● STATED EXERCISE
Can you copy the lines word for word, starting at the line that contains "Patent image size: (867, 454)." and ending at the line that contains "The thermistor 39 is at (312, 266).", including both of those lines?

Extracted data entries
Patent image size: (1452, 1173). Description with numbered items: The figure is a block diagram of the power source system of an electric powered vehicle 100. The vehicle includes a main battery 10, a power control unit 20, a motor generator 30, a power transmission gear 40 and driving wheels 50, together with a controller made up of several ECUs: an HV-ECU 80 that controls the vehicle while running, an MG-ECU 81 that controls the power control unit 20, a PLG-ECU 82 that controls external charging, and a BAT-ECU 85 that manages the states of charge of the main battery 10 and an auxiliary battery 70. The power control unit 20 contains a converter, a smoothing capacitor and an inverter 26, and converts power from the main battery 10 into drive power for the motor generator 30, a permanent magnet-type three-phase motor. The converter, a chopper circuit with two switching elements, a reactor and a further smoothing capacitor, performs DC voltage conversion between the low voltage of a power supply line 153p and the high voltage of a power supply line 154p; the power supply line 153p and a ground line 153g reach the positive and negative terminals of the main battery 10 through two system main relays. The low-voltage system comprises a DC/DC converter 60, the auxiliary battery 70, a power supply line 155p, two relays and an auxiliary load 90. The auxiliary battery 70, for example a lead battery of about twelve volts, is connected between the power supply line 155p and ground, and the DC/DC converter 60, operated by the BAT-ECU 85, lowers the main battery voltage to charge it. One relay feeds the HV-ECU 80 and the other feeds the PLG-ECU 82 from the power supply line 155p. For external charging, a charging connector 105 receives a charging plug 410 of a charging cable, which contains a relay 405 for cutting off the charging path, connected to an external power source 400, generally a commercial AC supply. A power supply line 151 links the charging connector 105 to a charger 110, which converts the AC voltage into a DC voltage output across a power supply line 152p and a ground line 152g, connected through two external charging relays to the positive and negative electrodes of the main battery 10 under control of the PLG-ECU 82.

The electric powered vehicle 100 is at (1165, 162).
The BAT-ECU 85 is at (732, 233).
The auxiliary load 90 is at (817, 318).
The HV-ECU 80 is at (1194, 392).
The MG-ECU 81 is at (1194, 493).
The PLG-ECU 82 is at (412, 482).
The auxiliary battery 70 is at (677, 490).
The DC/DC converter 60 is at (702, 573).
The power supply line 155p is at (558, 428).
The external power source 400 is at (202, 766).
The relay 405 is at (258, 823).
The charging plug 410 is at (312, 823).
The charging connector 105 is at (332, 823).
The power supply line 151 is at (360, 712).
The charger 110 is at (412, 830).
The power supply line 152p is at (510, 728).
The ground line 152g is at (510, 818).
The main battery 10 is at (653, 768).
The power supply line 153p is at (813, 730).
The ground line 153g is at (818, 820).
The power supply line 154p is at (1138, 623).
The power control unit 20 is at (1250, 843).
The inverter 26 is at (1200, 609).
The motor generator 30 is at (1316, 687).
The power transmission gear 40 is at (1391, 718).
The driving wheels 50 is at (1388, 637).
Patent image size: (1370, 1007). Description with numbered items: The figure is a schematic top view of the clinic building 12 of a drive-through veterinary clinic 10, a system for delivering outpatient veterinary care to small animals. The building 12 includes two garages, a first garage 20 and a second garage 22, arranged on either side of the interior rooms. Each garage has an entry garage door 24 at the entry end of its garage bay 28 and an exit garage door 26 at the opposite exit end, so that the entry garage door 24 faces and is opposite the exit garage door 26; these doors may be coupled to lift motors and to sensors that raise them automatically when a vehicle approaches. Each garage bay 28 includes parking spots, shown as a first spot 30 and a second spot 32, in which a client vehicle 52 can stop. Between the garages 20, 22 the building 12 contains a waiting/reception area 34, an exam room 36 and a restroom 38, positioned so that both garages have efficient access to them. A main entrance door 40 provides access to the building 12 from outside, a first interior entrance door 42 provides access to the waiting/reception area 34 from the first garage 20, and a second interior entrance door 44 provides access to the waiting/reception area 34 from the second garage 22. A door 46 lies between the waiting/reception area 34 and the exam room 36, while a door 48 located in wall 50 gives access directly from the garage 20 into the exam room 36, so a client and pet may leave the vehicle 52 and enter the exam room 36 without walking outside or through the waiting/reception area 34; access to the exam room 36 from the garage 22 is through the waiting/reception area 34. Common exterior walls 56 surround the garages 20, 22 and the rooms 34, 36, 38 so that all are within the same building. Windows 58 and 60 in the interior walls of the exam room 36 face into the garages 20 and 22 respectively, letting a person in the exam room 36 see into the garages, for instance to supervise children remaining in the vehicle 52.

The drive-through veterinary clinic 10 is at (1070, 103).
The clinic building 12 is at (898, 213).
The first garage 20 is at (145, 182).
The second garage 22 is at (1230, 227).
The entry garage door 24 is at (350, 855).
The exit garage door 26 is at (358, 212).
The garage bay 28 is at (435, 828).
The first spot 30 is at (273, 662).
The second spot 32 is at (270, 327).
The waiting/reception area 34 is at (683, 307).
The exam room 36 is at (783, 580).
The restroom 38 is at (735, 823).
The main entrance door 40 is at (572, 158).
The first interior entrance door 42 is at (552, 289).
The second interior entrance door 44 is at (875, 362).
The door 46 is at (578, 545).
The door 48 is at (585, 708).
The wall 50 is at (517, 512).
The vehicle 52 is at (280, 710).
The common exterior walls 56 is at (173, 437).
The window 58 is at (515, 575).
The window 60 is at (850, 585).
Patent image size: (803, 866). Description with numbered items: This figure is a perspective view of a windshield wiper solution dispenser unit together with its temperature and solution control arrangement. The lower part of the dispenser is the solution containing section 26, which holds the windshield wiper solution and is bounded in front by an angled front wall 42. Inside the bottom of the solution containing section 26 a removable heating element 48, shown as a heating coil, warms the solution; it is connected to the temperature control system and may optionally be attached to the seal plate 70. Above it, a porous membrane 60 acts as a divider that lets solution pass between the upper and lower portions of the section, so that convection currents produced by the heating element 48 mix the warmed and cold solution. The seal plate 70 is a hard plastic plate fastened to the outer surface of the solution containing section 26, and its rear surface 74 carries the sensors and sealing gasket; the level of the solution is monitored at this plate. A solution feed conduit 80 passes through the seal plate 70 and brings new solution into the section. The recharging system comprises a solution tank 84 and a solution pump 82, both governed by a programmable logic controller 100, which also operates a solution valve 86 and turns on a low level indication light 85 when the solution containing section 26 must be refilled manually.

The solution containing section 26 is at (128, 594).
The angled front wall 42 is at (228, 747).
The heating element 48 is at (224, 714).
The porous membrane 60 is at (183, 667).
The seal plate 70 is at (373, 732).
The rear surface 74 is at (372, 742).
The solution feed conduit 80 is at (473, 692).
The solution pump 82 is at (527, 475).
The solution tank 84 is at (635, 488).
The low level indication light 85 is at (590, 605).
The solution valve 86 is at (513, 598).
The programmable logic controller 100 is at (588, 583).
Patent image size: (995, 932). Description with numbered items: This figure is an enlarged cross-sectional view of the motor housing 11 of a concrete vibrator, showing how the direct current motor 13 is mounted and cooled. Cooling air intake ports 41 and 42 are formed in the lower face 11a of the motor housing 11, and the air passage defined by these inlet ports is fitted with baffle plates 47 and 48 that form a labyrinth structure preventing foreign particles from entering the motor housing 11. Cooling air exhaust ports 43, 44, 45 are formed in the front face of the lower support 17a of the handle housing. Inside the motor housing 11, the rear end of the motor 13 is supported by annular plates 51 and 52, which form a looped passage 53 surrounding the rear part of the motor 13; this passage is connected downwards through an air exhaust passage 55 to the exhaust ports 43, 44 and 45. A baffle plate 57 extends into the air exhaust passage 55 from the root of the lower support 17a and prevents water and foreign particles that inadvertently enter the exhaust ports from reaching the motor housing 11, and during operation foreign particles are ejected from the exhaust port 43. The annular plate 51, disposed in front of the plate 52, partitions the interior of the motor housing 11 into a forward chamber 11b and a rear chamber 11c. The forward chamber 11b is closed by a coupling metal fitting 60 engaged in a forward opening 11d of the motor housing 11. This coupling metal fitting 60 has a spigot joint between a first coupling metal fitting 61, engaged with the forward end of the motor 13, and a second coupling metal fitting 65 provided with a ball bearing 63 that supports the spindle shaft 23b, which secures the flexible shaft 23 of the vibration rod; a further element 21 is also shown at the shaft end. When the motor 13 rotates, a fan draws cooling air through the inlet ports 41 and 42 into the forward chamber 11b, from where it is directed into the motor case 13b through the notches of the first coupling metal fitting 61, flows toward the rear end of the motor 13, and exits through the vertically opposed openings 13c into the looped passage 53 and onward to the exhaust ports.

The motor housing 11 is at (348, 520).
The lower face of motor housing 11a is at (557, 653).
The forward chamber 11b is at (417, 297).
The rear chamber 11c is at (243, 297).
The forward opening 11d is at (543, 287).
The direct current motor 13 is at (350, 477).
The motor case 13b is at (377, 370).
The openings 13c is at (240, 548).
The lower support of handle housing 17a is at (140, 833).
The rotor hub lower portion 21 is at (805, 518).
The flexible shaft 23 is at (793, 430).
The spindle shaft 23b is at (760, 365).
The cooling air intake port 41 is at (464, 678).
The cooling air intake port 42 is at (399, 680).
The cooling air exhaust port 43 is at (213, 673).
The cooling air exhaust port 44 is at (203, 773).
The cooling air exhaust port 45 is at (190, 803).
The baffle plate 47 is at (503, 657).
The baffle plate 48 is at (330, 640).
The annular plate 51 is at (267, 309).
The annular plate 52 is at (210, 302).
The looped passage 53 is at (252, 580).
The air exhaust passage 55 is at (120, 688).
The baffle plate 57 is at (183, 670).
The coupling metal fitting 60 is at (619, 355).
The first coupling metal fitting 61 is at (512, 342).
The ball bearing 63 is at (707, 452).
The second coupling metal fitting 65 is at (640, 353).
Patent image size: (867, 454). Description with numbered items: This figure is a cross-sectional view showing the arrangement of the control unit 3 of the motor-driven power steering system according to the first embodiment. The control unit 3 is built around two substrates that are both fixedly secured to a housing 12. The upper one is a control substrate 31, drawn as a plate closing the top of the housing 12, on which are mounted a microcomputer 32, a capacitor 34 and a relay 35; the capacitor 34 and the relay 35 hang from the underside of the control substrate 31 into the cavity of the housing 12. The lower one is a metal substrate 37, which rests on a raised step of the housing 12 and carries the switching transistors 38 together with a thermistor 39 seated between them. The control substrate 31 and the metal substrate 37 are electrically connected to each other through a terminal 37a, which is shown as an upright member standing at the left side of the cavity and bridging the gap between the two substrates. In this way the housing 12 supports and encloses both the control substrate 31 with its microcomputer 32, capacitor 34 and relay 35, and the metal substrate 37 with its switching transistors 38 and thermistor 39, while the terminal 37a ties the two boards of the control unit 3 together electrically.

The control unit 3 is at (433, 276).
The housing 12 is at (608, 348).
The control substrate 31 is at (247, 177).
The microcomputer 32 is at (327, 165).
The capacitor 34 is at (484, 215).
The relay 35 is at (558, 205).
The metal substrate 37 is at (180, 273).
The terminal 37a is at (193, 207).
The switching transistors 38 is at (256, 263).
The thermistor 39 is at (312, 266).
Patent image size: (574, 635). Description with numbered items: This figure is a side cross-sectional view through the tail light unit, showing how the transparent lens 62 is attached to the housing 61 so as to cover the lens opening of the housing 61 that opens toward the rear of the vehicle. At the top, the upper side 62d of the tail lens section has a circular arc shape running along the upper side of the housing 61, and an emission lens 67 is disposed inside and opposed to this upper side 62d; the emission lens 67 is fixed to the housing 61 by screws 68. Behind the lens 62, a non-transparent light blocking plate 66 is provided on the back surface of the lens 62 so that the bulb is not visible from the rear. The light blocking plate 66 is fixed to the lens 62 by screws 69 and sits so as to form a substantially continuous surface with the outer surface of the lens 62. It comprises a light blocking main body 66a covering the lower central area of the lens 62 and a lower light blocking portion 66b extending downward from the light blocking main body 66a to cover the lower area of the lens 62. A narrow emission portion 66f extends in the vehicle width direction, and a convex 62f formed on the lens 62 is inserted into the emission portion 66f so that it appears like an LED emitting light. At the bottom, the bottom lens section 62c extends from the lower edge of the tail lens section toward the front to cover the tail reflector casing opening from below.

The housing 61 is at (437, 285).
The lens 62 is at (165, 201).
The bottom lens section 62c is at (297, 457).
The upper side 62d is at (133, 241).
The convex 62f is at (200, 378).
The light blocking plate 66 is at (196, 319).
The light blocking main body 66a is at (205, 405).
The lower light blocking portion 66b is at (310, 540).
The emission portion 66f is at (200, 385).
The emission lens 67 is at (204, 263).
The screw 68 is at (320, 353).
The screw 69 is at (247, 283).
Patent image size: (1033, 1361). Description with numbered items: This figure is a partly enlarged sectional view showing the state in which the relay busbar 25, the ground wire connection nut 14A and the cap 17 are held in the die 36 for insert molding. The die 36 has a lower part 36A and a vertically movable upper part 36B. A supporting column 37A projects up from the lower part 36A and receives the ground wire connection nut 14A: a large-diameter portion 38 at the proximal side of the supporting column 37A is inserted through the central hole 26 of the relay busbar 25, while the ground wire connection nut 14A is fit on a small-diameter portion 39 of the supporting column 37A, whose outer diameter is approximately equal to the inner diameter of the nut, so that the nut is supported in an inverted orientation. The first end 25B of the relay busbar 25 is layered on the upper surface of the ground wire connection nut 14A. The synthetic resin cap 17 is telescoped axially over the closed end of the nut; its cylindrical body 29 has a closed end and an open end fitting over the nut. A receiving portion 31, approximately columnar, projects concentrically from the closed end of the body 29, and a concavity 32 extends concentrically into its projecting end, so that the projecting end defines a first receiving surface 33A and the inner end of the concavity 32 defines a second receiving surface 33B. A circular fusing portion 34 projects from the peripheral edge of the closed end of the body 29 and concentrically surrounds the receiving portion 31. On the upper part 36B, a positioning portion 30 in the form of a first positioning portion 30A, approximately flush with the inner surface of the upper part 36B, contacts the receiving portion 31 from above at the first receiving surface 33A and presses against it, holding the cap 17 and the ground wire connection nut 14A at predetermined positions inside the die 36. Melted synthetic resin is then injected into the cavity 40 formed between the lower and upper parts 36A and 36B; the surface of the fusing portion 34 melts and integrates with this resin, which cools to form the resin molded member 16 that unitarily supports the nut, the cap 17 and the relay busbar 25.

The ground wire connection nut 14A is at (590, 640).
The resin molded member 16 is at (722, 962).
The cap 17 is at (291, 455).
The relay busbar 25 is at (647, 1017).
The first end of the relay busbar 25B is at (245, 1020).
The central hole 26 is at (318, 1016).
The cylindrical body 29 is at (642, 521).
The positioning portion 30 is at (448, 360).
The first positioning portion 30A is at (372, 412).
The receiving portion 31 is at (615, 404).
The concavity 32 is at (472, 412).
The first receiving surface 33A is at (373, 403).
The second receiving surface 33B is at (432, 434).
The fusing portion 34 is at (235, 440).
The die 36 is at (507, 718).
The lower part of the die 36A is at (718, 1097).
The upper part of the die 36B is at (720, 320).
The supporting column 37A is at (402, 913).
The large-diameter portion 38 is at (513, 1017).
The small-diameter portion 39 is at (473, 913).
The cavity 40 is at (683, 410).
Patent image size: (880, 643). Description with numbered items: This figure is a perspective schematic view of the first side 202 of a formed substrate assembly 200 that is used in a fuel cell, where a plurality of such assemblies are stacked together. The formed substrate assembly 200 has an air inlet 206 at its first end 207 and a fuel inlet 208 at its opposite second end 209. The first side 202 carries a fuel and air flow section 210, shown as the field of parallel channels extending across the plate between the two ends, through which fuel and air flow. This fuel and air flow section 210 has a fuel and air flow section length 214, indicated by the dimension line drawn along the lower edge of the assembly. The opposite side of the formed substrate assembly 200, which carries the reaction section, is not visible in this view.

● ANSWER TO THE EXERCISE
Patent image size: (867, 454). Description with numbered items: This figure is a cross-sectional view showing the arrangement of the control unit 3 of the motor-driven power steering system according to the first embodiment. The control unit 3 is built around two substrates that are both fixedly secured to a housing 12. The upper one is a control substrate 31, drawn as a plate closing the top of the housing 12, on which are mounted a microcomputer 32, a capacitor 34 and a relay 35; the capacitor 34 and the relay 35 hang from the underside of the control substrate 31 into the cavity of the housing 12. The lower one is a metal substrate 37, which rests on a raised step of the housing 12 and carries the switching transistors 38 together with a thermistor 39 seated between them. The control substrate 31 and the metal substrate 37 are electrically connected to each other through a terminal 37a, which is shown as an upright member standing at the left side of the cavity and bridging the gap between the two substrates. In this way the housing 12 supports and encloses both the control substrate 31 with its microcomputer 32, capacitor 34 and relay 35, and the metal substrate 37 with its switching transistors 38 and thermistor 39, while the terminal 37a ties the two boards of the control unit 3 together electrically.

The control unit 3 is at (433, 276).
The housing 12 is at (608, 348).
The control substrate 31 is at (247, 177).
The microcomputer 32 is at (327, 165).
The capacitor 34 is at (484, 215).
The relay 35 is at (558, 205).
The metal substrate 37 is at (180, 273).
The terminal 37a is at (193, 207).
The switching transistors 38 is at (256, 263).
The thermistor 39 is at (312, 266).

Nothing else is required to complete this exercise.